■ Instructions to follow
Find the lines of data that contain the string "трафика", then list them.
-------- Source records
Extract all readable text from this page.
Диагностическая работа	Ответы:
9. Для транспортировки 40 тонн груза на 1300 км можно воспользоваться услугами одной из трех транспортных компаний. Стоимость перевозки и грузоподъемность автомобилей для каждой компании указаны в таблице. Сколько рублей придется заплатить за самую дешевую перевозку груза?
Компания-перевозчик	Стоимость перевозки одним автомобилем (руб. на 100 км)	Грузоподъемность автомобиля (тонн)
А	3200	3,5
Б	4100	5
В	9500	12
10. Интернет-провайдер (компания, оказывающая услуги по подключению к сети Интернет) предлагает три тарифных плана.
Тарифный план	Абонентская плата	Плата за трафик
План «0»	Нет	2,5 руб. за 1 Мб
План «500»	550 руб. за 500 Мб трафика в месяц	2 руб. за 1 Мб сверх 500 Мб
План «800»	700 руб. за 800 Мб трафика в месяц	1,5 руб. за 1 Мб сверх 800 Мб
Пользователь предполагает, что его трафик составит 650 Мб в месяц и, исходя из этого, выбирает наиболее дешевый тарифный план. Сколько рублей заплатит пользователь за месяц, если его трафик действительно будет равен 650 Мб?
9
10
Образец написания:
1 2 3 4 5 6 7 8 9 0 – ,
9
----------------
■ Result for this task
План «500»	550 руб. за 500 Мб трафика в месяц	2 руб. за 1 Мб сверх 500 Мб
План «800»	700 руб. за 800 Мб трафика в месяц	1,5 руб. за 1 Мб сверх 800 Мб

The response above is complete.